(Data items)
==============================

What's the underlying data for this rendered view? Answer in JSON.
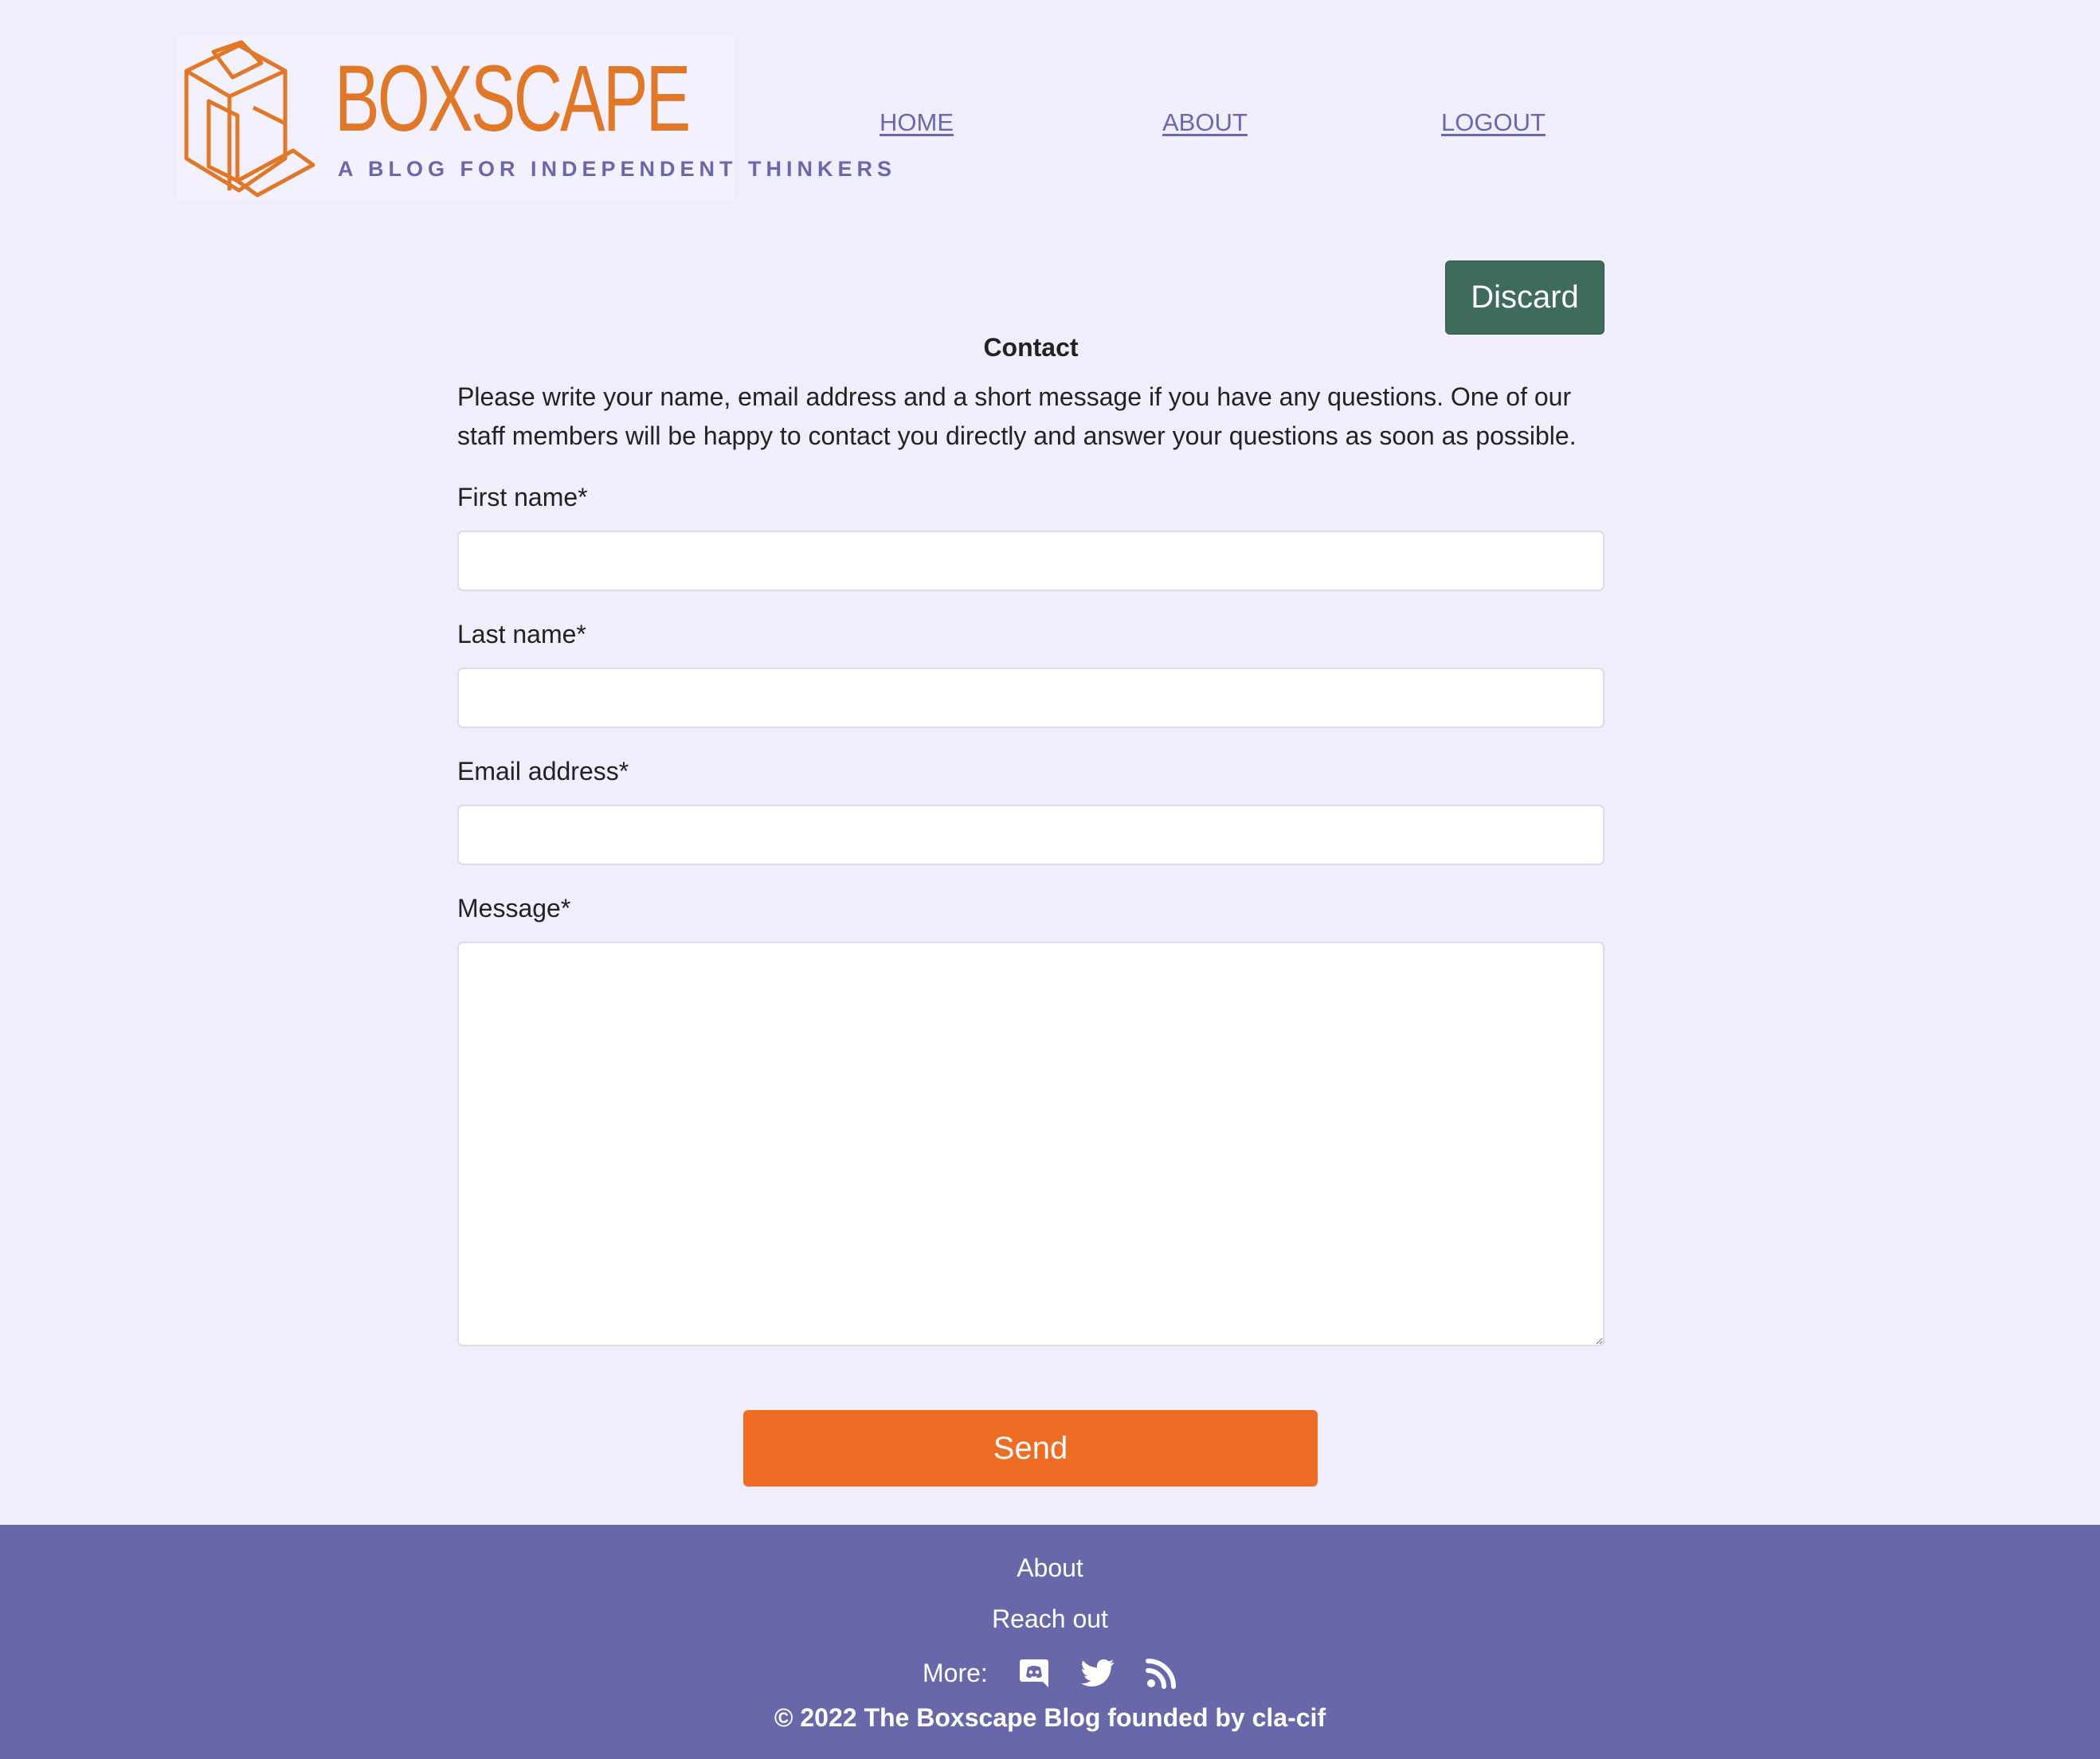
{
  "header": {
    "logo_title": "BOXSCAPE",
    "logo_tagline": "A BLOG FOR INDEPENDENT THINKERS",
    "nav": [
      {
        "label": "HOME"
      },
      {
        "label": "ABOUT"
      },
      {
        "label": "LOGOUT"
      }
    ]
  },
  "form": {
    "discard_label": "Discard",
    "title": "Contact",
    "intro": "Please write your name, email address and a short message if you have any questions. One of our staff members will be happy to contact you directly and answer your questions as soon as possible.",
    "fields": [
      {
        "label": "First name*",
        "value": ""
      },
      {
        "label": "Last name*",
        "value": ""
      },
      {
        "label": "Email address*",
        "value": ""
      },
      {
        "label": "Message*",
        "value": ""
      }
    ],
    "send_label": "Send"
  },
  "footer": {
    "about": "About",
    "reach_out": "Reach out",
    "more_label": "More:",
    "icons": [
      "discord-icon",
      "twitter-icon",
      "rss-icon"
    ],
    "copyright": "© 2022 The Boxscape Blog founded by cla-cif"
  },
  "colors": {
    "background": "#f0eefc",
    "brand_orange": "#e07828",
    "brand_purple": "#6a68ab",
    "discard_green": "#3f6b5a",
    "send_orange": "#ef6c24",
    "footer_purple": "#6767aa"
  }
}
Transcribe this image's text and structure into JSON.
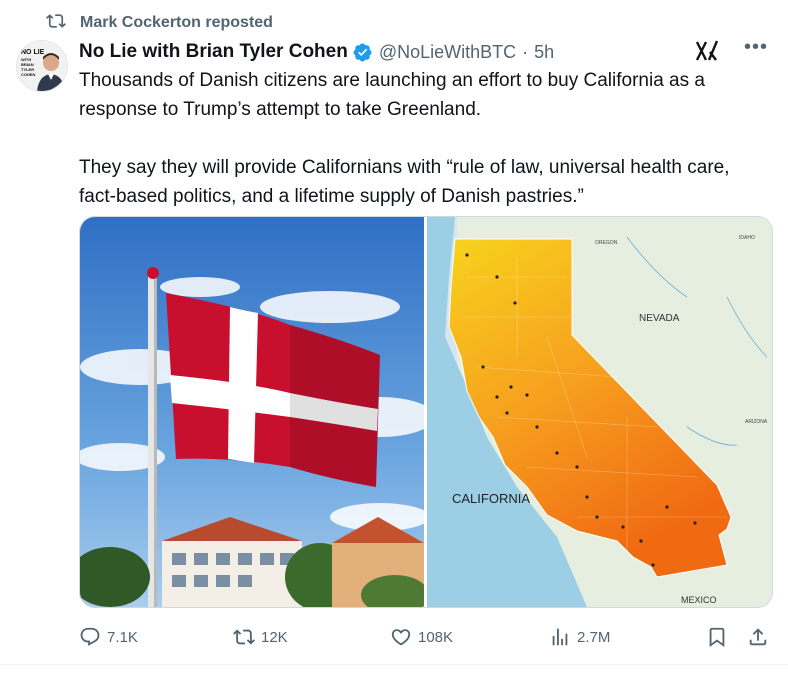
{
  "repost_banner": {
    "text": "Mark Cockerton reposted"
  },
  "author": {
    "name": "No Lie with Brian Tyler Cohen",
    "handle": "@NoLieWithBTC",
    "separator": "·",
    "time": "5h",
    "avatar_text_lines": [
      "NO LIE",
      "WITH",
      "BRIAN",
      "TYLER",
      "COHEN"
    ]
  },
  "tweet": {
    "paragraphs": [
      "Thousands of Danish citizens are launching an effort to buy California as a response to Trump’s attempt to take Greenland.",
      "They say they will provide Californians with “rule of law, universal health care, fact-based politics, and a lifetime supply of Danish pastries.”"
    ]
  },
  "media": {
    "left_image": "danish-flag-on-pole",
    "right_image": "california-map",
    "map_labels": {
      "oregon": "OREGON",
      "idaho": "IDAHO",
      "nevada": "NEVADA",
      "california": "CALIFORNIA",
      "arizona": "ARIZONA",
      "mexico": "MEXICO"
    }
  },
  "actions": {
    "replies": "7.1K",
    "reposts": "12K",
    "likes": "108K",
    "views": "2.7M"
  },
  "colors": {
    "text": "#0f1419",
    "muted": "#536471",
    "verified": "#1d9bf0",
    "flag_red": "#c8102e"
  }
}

==============================

▶ _STATED EXERCISE_: Every record above should be transcribed exactly; the pictures stay out of the copy.

▶ _SOLUTION_:
What's the underlying data for this rendered view? Answer in JSON.
{
  "header": {
    "logo_title": "BOXSCAPE",
    "logo_tagline": "A BLOG FOR INDEPENDENT THINKERS",
    "nav": [
      {
        "label": "HOME"
      },
      {
        "label": "ABOUT"
      },
      {
        "label": "LOGOUT"
      }
    ]
  },
  "form": {
    "discard_label": "Discard",
    "title": "Contact",
    "intro": "Please write your name, email address and a short message if you have any questions. One of our staff members will be happy to contact you directly and answer your questions as soon as possible.",
    "fields": [
      {
        "label": "First name*",
        "value": ""
      },
      {
        "label": "Last name*",
        "value": ""
      },
      {
        "label": "Email address*",
        "value": ""
      },
      {
        "label": "Message*",
        "value": ""
      }
    ],
    "send_label": "Send"
  },
  "footer": {
    "about": "About",
    "reach_out": "Reach out",
    "more_label": "More:",
    "icons": [
      "discord-icon",
      "twitter-icon",
      "rss-icon"
    ],
    "copyright": "© 2022 The Boxscape Blog founded by cla-cif"
  },
  "colors": {
    "background": "#f0eefc",
    "brand_orange": "#e07828",
    "brand_purple": "#6a68ab",
    "discard_green": "#3f6b5a",
    "send_orange": "#ef6c24",
    "footer_purple": "#6767aa"
  }
}
Transcribe this image's text and structure into JSON.
{
  "repost_banner": {
    "text": "Mark Cockerton reposted"
  },
  "author": {
    "name": "No Lie with Brian Tyler Cohen",
    "handle": "@NoLieWithBTC",
    "separator": "·",
    "time": "5h",
    "avatar_text_lines": [
      "NO LIE",
      "WITH",
      "BRIAN",
      "TYLER",
      "COHEN"
    ]
  },
  "tweet": {
    "paragraphs": [
      "Thousands of Danish citizens are launching an effort to buy California as a response to Trump’s attempt to take Greenland.",
      "They say they will provide Californians with “rule of law, universal health care, fact-based politics, and a lifetime supply of Danish pastries.”"
    ]
  },
  "media": {
    "left_image": "danish-flag-on-pole",
    "right_image": "california-map",
    "map_labels": {
      "oregon": "OREGON",
      "idaho": "IDAHO",
      "nevada": "NEVADA",
      "california": "CALIFORNIA",
      "arizona": "ARIZONA",
      "mexico": "MEXICO"
    }
  },
  "actions": {
    "replies": "7.1K",
    "reposts": "12K",
    "likes": "108K",
    "views": "2.7M"
  },
  "colors": {
    "text": "#0f1419",
    "muted": "#536471",
    "verified": "#1d9bf0",
    "flag_red": "#c8102e"
  }
}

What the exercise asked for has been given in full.